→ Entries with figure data
»»

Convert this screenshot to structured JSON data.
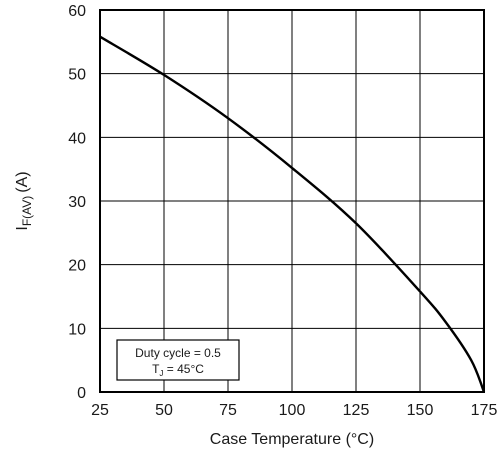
{
  "chart_data": {
    "type": "line",
    "title": "",
    "xlabel": "Case Temperature (°C)",
    "ylabel_main": "I",
    "ylabel_sub": "F(AV)",
    "ylabel_unit": "(A)",
    "xlim": [
      25,
      175
    ],
    "ylim": [
      0,
      60
    ],
    "x_ticks": [
      25,
      50,
      75,
      100,
      125,
      150,
      175
    ],
    "y_ticks": [
      0,
      10,
      20,
      30,
      40,
      50,
      60
    ],
    "grid": true,
    "series": [
      {
        "x": [
          25,
          50,
          75,
          100,
          125,
          150,
          160,
          170,
          175
        ],
        "y": [
          55.8,
          49.8,
          43,
          35.2,
          26.5,
          15.8,
          11,
          5,
          0
        ]
      }
    ],
    "annotation": {
      "line1": "Duty cycle = 0.5",
      "line2_main": "T",
      "line2_sub": "J",
      "line2_rest": " = 45°C"
    }
  }
}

««

Write every record out again exactly; no pictures belong in the copy.

→ Right answer
Convert this screenshot to structured JSON data.
{
  "chart_data": {
    "type": "line",
    "title": "",
    "xlabel": "Case Temperature (°C)",
    "ylabel_main": "I",
    "ylabel_sub": "F(AV)",
    "ylabel_unit": "(A)",
    "xlim": [
      25,
      175
    ],
    "ylim": [
      0,
      60
    ],
    "x_ticks": [
      25,
      50,
      75,
      100,
      125,
      150,
      175
    ],
    "y_ticks": [
      0,
      10,
      20,
      30,
      40,
      50,
      60
    ],
    "grid": true,
    "series": [
      {
        "x": [
          25,
          50,
          75,
          100,
          125,
          150,
          160,
          170,
          175
        ],
        "y": [
          55.8,
          49.8,
          43,
          35.2,
          26.5,
          15.8,
          11,
          5,
          0
        ]
      }
    ],
    "annotation": {
      "line1": "Duty cycle = 0.5",
      "line2_main": "T",
      "line2_sub": "J",
      "line2_rest": " = 45°C"
    }
  }
}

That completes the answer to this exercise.